Goal: In the entries below, count every line containing "icon". Reply with the number alone.

########

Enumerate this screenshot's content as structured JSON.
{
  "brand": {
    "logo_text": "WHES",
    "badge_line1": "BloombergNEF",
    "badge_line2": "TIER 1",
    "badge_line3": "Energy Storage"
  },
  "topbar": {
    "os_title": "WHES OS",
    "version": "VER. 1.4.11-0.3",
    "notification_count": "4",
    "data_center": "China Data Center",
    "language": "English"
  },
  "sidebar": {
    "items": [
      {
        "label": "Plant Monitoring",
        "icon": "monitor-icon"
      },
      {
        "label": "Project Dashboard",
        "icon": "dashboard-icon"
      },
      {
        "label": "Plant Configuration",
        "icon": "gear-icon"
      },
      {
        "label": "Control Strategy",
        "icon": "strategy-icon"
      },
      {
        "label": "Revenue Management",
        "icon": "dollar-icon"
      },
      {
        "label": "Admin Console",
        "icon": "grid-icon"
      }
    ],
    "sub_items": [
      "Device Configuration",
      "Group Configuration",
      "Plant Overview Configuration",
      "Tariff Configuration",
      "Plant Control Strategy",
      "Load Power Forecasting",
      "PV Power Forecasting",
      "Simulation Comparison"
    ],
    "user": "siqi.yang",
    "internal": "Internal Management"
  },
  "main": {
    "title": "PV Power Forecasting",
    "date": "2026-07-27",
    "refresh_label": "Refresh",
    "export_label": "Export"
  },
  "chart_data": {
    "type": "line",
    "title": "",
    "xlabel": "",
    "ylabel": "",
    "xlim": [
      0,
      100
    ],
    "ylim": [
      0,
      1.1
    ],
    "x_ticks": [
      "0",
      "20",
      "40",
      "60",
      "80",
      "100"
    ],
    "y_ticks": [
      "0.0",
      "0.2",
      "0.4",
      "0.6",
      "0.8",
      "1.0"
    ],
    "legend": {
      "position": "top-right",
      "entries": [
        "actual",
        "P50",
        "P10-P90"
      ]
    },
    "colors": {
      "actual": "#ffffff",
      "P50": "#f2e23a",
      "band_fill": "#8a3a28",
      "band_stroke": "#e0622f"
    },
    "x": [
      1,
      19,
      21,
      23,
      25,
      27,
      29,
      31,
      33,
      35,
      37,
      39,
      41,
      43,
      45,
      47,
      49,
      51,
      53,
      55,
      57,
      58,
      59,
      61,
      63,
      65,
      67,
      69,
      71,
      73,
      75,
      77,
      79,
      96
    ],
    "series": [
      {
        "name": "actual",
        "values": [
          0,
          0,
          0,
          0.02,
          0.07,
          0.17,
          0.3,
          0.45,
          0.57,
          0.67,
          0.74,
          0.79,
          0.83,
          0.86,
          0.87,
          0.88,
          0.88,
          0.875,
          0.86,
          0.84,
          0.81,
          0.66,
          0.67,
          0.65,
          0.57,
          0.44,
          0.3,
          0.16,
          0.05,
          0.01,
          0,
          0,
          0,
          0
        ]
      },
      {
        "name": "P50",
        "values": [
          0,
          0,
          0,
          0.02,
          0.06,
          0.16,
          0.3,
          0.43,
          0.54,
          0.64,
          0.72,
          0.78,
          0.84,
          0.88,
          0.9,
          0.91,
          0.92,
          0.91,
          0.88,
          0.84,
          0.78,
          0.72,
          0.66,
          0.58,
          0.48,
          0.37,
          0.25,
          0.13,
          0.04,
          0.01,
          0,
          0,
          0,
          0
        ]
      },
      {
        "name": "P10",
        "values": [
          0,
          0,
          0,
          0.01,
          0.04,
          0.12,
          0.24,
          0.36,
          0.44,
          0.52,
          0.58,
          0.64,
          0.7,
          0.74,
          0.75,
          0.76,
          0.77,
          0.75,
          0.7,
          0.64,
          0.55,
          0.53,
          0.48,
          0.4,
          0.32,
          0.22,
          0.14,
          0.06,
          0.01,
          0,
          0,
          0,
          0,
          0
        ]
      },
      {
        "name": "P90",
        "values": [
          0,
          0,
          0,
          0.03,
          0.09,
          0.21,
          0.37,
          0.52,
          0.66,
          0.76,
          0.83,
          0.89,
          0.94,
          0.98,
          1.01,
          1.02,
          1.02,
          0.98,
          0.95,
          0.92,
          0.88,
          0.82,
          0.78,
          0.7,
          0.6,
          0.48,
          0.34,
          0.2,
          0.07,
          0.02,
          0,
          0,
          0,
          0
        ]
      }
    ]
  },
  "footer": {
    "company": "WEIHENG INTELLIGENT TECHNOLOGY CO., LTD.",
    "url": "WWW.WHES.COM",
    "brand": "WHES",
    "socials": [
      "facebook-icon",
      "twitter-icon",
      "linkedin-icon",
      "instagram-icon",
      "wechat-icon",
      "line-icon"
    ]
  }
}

########

Exercise answer: 12